#### Task instructions
Look through the records below and collect all lines that hold the string "circle".

[Data excerpts]
::::

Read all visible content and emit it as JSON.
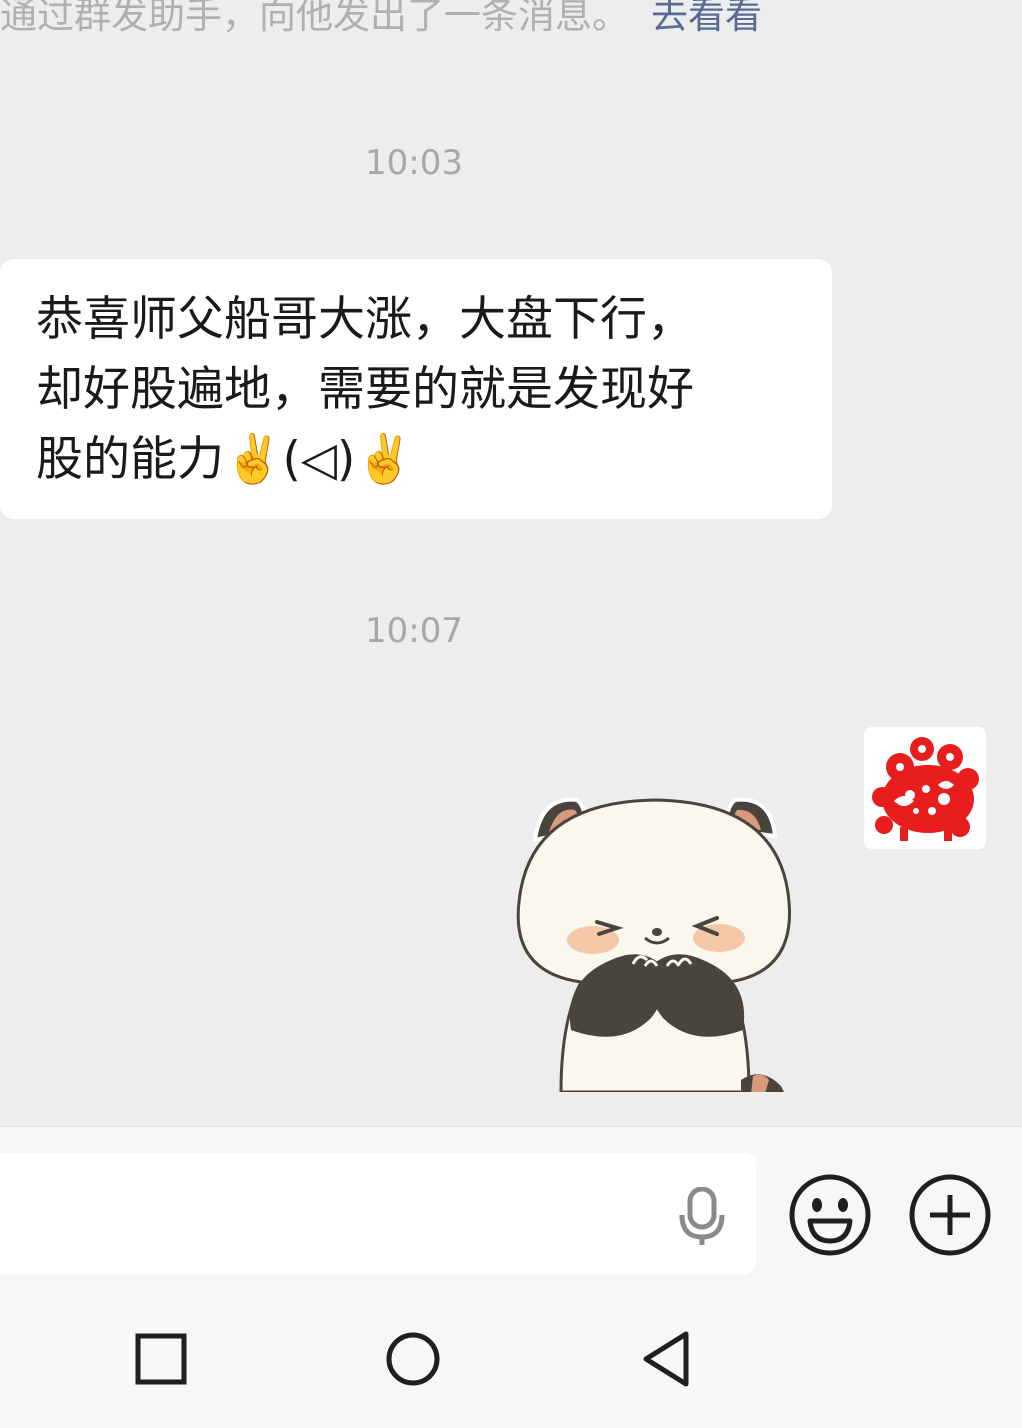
{
  "system_notice": {
    "text": "通过群发助手，向他发出了一条消息。",
    "link_label": "去看看"
  },
  "messages": [
    {
      "timestamp": "10:03"
    },
    {
      "text": "恭喜师父船哥大涨，大盘下行，\n却好股遍地，需要的就是发现好\n股的能力✌️(◁)✌️"
    },
    {
      "timestamp": "10:07"
    }
  ],
  "icons": {
    "mic": "microphone-icon",
    "emoji": "emoji-face-icon",
    "more": "plus-circle-icon",
    "nav_recent": "square-icon",
    "nav_home": "circle-icon",
    "nav_back": "triangle-back-icon"
  },
  "colors": {
    "chat_background": "#ededed",
    "link": "#576b95",
    "bubble_incoming": "#ffffff",
    "timestamp_text": "#a8a8a8"
  }
}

::::

#### The completed task
    "more": "plus-circle-icon",
    "nav_home": "circle-icon",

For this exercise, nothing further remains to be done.